#### Given exercise
Take every line from the listing below that includes "this" and copy it.

#### Given data
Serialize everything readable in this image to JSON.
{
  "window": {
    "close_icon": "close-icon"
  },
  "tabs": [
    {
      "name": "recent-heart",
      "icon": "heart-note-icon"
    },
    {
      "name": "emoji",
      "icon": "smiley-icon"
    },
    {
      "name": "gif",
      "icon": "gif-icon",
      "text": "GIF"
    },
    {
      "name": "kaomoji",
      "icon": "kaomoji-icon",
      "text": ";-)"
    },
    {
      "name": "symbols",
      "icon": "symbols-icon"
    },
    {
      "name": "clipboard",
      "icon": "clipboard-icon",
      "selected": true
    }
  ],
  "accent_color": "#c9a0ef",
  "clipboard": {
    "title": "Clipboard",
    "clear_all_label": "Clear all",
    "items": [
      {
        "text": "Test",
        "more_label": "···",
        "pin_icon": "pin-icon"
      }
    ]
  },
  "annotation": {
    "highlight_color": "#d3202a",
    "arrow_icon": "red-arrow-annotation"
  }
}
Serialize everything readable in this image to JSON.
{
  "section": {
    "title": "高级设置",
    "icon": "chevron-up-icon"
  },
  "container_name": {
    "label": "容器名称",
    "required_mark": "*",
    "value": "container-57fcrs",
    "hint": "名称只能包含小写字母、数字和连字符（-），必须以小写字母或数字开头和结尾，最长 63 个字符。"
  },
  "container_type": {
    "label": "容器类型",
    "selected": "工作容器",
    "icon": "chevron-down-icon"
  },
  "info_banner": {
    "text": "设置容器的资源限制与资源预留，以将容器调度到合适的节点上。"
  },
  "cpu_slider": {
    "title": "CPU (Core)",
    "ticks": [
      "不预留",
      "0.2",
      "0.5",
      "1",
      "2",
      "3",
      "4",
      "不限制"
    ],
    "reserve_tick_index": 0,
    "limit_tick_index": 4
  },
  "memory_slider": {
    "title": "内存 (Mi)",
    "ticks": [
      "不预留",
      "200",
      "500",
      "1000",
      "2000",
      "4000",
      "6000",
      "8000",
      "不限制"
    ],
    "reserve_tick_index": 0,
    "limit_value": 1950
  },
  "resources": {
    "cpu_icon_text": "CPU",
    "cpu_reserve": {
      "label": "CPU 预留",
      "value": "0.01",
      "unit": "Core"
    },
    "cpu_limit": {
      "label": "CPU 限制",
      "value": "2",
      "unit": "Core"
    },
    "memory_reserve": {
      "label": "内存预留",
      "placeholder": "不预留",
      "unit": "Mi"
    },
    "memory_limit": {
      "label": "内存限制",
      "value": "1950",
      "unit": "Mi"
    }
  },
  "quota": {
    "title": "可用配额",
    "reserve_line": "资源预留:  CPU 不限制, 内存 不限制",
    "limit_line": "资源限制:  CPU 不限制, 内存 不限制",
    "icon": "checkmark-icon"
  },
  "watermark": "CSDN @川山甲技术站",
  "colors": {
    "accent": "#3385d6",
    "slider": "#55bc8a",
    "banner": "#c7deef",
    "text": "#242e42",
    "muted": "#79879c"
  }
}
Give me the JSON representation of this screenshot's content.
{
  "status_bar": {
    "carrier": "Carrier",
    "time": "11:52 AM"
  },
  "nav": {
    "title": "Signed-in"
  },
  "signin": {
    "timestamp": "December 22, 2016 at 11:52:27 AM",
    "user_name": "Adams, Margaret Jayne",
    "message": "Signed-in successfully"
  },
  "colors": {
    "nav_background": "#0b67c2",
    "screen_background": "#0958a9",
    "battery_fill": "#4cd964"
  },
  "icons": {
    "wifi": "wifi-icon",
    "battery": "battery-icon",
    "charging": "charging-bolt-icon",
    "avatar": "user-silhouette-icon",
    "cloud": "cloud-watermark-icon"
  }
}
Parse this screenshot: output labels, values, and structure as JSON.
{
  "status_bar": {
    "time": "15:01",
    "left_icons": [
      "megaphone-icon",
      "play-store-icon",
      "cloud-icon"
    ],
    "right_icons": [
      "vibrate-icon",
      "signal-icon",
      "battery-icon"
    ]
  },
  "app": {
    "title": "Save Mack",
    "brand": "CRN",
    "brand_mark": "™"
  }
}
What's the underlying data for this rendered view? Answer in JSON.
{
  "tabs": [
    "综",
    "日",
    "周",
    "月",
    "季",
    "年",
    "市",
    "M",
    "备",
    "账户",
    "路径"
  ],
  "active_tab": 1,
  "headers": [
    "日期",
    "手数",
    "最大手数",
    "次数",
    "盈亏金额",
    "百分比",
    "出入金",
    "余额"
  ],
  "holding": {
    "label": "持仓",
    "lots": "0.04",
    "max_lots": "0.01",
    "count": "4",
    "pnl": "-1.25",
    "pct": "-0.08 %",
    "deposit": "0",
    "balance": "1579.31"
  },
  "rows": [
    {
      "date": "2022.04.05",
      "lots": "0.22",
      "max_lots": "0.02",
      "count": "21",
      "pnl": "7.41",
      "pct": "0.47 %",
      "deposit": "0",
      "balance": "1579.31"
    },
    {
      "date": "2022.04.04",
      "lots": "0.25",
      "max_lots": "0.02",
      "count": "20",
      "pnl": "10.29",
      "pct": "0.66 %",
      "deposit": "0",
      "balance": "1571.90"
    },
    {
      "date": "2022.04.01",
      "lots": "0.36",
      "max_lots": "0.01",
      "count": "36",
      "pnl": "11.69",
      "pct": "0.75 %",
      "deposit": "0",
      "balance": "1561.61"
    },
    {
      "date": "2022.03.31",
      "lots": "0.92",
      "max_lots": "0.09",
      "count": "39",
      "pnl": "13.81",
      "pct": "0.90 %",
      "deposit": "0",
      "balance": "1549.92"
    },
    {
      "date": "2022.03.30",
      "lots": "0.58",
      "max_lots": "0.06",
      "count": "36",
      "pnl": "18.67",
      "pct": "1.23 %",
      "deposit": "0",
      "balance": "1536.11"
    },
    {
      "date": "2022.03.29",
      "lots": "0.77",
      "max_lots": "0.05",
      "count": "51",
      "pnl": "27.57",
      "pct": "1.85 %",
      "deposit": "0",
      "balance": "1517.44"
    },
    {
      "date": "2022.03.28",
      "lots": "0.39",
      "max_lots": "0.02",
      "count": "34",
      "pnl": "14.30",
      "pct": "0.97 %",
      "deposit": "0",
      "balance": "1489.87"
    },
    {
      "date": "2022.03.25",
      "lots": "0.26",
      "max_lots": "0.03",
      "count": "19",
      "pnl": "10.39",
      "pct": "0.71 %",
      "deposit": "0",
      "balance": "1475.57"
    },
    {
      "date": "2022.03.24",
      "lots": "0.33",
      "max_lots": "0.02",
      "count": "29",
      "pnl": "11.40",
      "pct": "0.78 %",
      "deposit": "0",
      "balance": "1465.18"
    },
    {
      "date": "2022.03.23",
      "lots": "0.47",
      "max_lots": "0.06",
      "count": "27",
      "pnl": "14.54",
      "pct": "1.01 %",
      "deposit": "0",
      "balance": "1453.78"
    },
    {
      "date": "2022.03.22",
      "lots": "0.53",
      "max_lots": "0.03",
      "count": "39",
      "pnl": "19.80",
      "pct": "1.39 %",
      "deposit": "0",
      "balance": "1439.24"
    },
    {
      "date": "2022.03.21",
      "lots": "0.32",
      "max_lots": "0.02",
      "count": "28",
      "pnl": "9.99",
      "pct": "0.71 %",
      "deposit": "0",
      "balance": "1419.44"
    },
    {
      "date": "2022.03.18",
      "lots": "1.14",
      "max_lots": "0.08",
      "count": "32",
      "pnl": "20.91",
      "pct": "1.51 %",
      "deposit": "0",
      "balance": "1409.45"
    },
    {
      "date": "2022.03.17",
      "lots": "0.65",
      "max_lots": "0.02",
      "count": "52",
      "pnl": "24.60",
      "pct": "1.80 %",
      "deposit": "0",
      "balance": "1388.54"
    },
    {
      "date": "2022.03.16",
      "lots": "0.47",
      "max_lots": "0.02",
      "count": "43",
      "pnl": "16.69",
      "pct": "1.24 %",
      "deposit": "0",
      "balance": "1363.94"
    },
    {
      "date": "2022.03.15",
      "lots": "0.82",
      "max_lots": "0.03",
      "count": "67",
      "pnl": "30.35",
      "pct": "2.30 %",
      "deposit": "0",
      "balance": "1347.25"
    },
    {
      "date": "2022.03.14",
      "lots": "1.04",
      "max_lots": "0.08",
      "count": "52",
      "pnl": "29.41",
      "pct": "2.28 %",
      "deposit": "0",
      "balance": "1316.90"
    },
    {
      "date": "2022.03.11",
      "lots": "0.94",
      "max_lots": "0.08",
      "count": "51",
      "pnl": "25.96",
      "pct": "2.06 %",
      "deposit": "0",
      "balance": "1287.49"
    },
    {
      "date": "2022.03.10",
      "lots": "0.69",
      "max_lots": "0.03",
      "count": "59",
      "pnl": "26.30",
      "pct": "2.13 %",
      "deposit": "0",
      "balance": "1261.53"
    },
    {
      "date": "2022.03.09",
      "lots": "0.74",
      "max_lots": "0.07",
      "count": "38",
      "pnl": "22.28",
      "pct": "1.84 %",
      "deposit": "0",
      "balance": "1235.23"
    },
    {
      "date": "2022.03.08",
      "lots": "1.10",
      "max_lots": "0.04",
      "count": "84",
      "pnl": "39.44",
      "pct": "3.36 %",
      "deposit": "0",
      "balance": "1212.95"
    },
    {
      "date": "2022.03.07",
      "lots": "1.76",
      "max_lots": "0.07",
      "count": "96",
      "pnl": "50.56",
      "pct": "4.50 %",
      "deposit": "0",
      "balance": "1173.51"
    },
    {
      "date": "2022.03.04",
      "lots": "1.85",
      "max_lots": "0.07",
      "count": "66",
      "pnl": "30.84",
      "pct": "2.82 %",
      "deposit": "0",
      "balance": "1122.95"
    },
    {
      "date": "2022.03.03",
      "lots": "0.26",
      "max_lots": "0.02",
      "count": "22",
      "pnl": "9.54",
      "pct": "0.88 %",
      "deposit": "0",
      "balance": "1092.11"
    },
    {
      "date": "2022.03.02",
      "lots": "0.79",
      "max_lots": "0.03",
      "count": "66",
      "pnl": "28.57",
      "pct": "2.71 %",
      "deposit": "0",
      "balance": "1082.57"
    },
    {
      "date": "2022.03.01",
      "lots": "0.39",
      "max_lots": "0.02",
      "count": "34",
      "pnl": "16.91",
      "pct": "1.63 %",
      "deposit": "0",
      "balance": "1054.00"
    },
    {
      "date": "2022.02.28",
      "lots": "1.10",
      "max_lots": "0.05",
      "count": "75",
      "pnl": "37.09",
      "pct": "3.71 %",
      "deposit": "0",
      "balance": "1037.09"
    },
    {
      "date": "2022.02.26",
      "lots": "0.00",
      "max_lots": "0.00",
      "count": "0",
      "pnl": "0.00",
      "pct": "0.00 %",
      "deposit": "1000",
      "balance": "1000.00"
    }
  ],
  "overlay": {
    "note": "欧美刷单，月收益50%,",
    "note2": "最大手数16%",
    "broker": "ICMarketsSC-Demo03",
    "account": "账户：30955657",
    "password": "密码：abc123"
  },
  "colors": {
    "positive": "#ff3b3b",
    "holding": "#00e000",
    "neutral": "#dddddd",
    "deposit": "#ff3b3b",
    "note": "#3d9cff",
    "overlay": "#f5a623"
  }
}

#### Exercise result
Serialize everything readable in this image to JSON.
Serialize everything readable in this image to JSON.
Give me the JSON representation of this screenshot's content.
Parse this screenshot: output labels, values, and structure as JSON.
What's the underlying data for this rendered view? Answer in JSON.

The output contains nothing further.